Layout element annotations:
——
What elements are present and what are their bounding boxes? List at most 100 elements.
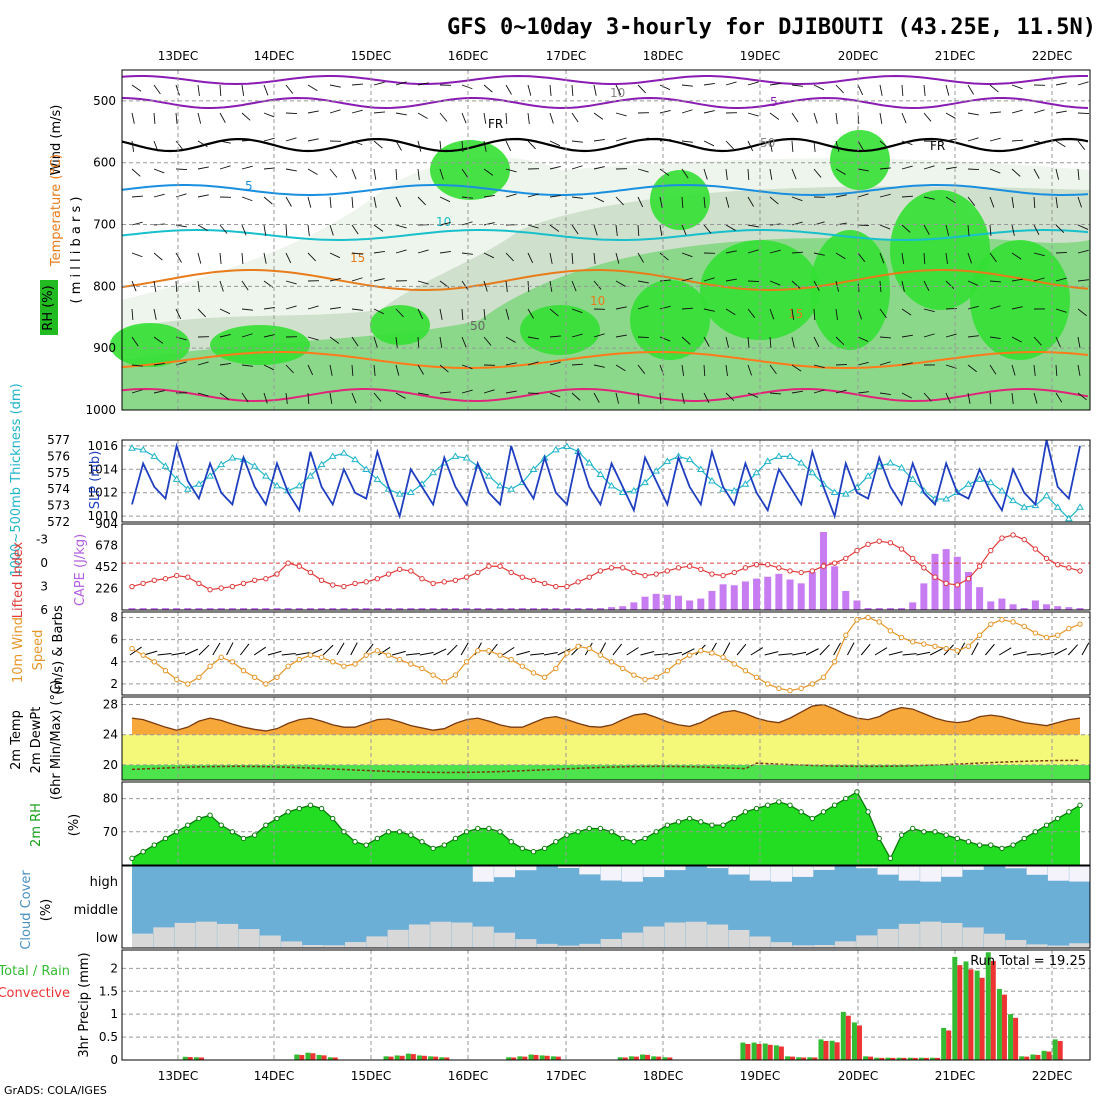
wind-barb-profile xyxy=(637,336,650,339)
li-line-pt-52 xyxy=(709,571,715,577)
rh2m-line-pt-52 xyxy=(709,822,715,828)
wind10-speed-line-pt-83 xyxy=(1054,632,1061,638)
wind-barb-profile xyxy=(659,196,663,208)
cape-bar-24 xyxy=(396,608,404,610)
cloud-low-1 xyxy=(153,927,175,948)
wind-barb-profile xyxy=(923,165,935,170)
wind-barb-profile xyxy=(417,82,429,86)
precip-bar-total-31 xyxy=(840,1011,846,1060)
wind-barb-profile xyxy=(835,112,838,124)
wind-barb-profile xyxy=(285,168,297,172)
li-line-pt-34 xyxy=(508,569,514,576)
wind10-barb-15 xyxy=(336,642,345,656)
wind-barb-profile xyxy=(263,84,269,96)
cape-bar-12 xyxy=(262,608,270,610)
wind10-speed-line-pt-37 xyxy=(541,674,548,680)
cloud-low-0 xyxy=(132,933,153,948)
li-line-pt-60 xyxy=(798,569,804,576)
cape-bar-50 xyxy=(686,600,694,610)
wind-barb-profile xyxy=(791,196,803,202)
rh-blob-3 xyxy=(520,305,600,355)
cloud-low-6 xyxy=(259,935,281,948)
cape-tick-1: 452 xyxy=(95,560,118,574)
cape-bar-13 xyxy=(273,608,281,610)
wind-barb-profile xyxy=(703,82,715,86)
cloud-low-12 xyxy=(387,929,409,948)
thickness-line-pt-69 xyxy=(897,463,906,471)
wind-barb-profile xyxy=(703,308,715,312)
cloud-high-gap-37 xyxy=(920,866,942,882)
cloud-high-gap-29 xyxy=(749,866,771,881)
wind10-speed-line-pt-49 xyxy=(675,659,682,665)
wind-barb-profile xyxy=(351,140,363,146)
wind-barb-profile xyxy=(373,336,378,348)
isotherm-purple-2 xyxy=(121,96,1089,110)
thickness-line-pt-16 xyxy=(306,472,315,479)
cape-bar-4 xyxy=(173,608,181,610)
wind-barb-profile xyxy=(923,84,926,96)
wind-barb-profile xyxy=(483,112,487,124)
wind-barb-profile xyxy=(769,280,781,286)
li-line-pt-55 xyxy=(742,565,749,571)
thickness-line-pt-60 xyxy=(797,458,806,466)
wind-barb-profile xyxy=(263,364,275,371)
cape-bar-37 xyxy=(541,608,549,610)
wind-barb-profile xyxy=(967,335,979,338)
wind10-speed-line-pt-42 xyxy=(597,652,604,658)
cloud-low-30 xyxy=(771,942,792,948)
wind-barb-profile xyxy=(417,392,429,396)
wind-barb-profile xyxy=(263,392,268,404)
li-line-pt-22 xyxy=(374,576,381,582)
wind-barb-profile xyxy=(527,224,539,229)
cape-bar-1 xyxy=(139,608,147,610)
precip-bar-conv-40 xyxy=(946,1030,952,1060)
cloud-low-27 xyxy=(707,924,729,948)
rh2m-ylabel: 2m RH xyxy=(29,803,44,847)
wind-barb-profile xyxy=(461,280,469,291)
wind-barb-profile xyxy=(791,308,795,320)
cape-tick-3: 904 xyxy=(95,517,118,531)
li-line-pt-28 xyxy=(441,579,447,585)
li-line-pt-9 xyxy=(229,583,236,590)
rh2m-line-pt-32 xyxy=(486,825,492,832)
wind-barb-profile xyxy=(505,140,512,152)
wind-barb-profile xyxy=(945,166,957,170)
wind-barb-profile xyxy=(329,224,334,236)
cloud-low-11 xyxy=(366,936,388,948)
wind-barb-profile xyxy=(659,168,670,176)
li-line-pt-68 xyxy=(887,540,894,546)
bottom-day-label-0: 13DEC xyxy=(158,1069,198,1083)
wind10-speed-line-pt-17 xyxy=(318,654,325,661)
wind-barb-profile xyxy=(1011,336,1022,343)
rh2m-line-pt-75 xyxy=(965,839,972,845)
precip-bar-conv-15 xyxy=(544,1055,550,1060)
wind-barb-profile xyxy=(197,194,209,198)
wind-barb-profile xyxy=(505,112,508,125)
wind-barb-profile xyxy=(769,336,772,348)
precip-bar-total-17 xyxy=(617,1057,623,1060)
wind-barb-profile xyxy=(659,392,662,404)
wind-barb-profile xyxy=(857,336,869,342)
wind-barb-profile xyxy=(967,392,971,404)
wind-barb-profile xyxy=(505,390,517,394)
wind-barb-profile xyxy=(307,252,316,262)
wind10-speed-line-pt-63 xyxy=(831,659,838,665)
cloud-low-18 xyxy=(515,939,537,948)
wind-barb-profile xyxy=(351,364,354,377)
wind-barb-profile xyxy=(879,308,887,319)
precip-bar-total-41 xyxy=(952,956,958,1060)
thickness-line-pt-6 xyxy=(195,480,203,487)
precip-bar-conv-29 xyxy=(823,1041,829,1060)
wind-barb-profile xyxy=(153,362,165,366)
wind10-speed-line-pt-16 xyxy=(307,652,314,658)
thickness-line-pt-20 xyxy=(351,455,359,463)
bottom-day-label-1: 14DEC xyxy=(254,1069,294,1083)
li-line-pt-0 xyxy=(129,583,135,590)
precip-legend-total: Total / Rain xyxy=(0,964,70,979)
wind10-speed-line-pt-35 xyxy=(519,663,526,669)
wind-barb-profile xyxy=(417,336,420,349)
precip-bar-total-11 xyxy=(439,1057,445,1060)
thickness-line-pt-0 xyxy=(128,444,136,451)
rh2m-line-pt-13 xyxy=(274,815,280,822)
precip-bar-total-28 xyxy=(807,1057,813,1060)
——
> Stated goal
Count the lines of the records that contain the string "cloud", where case counts. Give only the number.

> Output of the exercise
10